**TASK REQUIREMENTS**. Find the line containing "Give me a plain-text". Retype it and every line after it through the end of the entries, exactly as written, with nothing added.

**RECORDS SUPPLIED**.

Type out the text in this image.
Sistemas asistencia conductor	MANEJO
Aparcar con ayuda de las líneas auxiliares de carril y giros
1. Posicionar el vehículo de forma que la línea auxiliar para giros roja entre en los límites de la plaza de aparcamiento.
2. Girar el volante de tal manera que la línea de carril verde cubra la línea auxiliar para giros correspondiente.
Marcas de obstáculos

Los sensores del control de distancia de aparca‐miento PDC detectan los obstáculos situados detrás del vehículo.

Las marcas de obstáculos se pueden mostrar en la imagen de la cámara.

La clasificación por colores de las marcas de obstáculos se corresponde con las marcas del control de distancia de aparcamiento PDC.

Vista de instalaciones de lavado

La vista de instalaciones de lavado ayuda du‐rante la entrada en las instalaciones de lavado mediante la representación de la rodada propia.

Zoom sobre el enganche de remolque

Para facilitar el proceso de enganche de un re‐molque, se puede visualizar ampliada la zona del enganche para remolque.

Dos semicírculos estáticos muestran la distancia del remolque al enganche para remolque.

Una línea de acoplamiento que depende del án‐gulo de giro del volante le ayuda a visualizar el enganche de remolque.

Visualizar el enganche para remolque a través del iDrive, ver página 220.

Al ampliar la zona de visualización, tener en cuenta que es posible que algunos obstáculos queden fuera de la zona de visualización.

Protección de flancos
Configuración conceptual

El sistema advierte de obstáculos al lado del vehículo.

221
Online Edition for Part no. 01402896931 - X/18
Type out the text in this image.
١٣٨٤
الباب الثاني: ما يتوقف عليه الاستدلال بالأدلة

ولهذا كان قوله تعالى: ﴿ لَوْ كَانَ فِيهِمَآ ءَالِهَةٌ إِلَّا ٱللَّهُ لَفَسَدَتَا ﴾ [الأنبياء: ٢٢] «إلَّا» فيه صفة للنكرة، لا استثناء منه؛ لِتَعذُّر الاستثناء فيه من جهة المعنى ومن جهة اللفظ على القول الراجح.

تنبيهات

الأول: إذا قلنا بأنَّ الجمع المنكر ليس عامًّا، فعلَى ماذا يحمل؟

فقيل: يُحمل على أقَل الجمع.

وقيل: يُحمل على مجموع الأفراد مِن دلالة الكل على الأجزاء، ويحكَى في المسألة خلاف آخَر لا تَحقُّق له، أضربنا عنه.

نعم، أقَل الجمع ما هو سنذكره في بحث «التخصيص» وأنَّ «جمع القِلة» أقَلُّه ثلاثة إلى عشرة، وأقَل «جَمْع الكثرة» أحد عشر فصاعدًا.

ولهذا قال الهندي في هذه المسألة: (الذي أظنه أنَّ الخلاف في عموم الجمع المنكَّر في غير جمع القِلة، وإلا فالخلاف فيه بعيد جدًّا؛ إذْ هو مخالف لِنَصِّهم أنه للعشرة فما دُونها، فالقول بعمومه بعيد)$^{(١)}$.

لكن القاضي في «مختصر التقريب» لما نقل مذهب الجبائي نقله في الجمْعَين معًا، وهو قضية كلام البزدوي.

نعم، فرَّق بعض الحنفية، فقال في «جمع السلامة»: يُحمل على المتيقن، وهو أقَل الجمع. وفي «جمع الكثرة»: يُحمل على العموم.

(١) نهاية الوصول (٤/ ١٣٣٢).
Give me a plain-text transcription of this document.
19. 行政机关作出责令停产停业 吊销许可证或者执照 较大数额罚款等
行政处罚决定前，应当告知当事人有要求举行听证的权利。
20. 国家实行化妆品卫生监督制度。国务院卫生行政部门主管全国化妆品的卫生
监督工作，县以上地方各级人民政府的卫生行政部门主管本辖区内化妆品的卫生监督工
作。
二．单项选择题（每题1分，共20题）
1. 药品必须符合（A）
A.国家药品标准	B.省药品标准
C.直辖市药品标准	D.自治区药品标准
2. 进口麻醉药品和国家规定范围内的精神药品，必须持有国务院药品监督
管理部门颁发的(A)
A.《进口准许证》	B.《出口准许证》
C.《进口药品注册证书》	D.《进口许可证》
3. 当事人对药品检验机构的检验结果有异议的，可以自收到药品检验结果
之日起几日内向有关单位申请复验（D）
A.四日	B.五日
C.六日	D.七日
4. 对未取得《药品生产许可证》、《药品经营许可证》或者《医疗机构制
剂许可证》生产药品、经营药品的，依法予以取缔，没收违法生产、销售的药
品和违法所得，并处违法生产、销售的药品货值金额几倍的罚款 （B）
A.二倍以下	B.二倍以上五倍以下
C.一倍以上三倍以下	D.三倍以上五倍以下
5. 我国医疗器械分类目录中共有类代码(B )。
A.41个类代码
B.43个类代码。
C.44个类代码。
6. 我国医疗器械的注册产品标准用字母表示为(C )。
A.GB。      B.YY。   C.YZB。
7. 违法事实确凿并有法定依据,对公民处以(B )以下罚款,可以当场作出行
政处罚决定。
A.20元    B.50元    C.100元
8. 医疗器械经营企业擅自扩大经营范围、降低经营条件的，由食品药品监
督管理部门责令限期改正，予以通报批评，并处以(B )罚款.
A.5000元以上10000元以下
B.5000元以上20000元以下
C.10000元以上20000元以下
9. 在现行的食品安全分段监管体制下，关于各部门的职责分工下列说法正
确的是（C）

**REPLY**.
Give me a plain-text transcription of this document.
19. 行政机关作出责令停产停业 吊销许可证或者执照 较大数额罚款等
行政处罚决定前，应当告知当事人有要求举行听证的权利。
20. 国家实行化妆品卫生监督制度。国务院卫生行政部门主管全国化妆品的卫生
监督工作，县以上地方各级人民政府的卫生行政部门主管本辖区内化妆品的卫生监督工
作。
二．单项选择题（每题1分，共20题）
1. 药品必须符合（A）
A.国家药品标准	B.省药品标准
C.直辖市药品标准	D.自治区药品标准
2. 进口麻醉药品和国家规定范围内的精神药品，必须持有国务院药品监督
管理部门颁发的(A)
A.《进口准许证》	B.《出口准许证》
C.《进口药品注册证书》	D.《进口许可证》
3. 当事人对药品检验机构的检验结果有异议的，可以自收到药品检验结果
之日起几日内向有关单位申请复验（D）
A.四日	B.五日
C.六日	D.七日
4. 对未取得《药品生产许可证》、《药品经营许可证》或者《医疗机构制
剂许可证》生产药品、经营药品的，依法予以取缔，没收违法生产、销售的药
品和违法所得，并处违法生产、销售的药品货值金额几倍的罚款 （B）
A.二倍以下	B.二倍以上五倍以下
C.一倍以上三倍以下	D.三倍以上五倍以下
5. 我国医疗器械分类目录中共有类代码(B )。
A.41个类代码
B.43个类代码。
C.44个类代码。
6. 我国医疗器械的注册产品标准用字母表示为(C )。
A.GB。      B.YY。   C.YZB。
7. 违法事实确凿并有法定依据,对公民处以(B )以下罚款,可以当场作出行
政处罚决定。
A.20元    B.50元    C.100元
8. 医疗器械经营企业擅自扩大经营范围、降低经营条件的，由食品药品监
督管理部门责令限期改正，予以通报批评，并处以(B )罚款.
A.5000元以上10000元以下
B.5000元以上20000元以下
C.10000元以上20000元以下
9. 在现行的食品安全分段监管体制下，关于各部门的职责分工下列说法正
确的是（C）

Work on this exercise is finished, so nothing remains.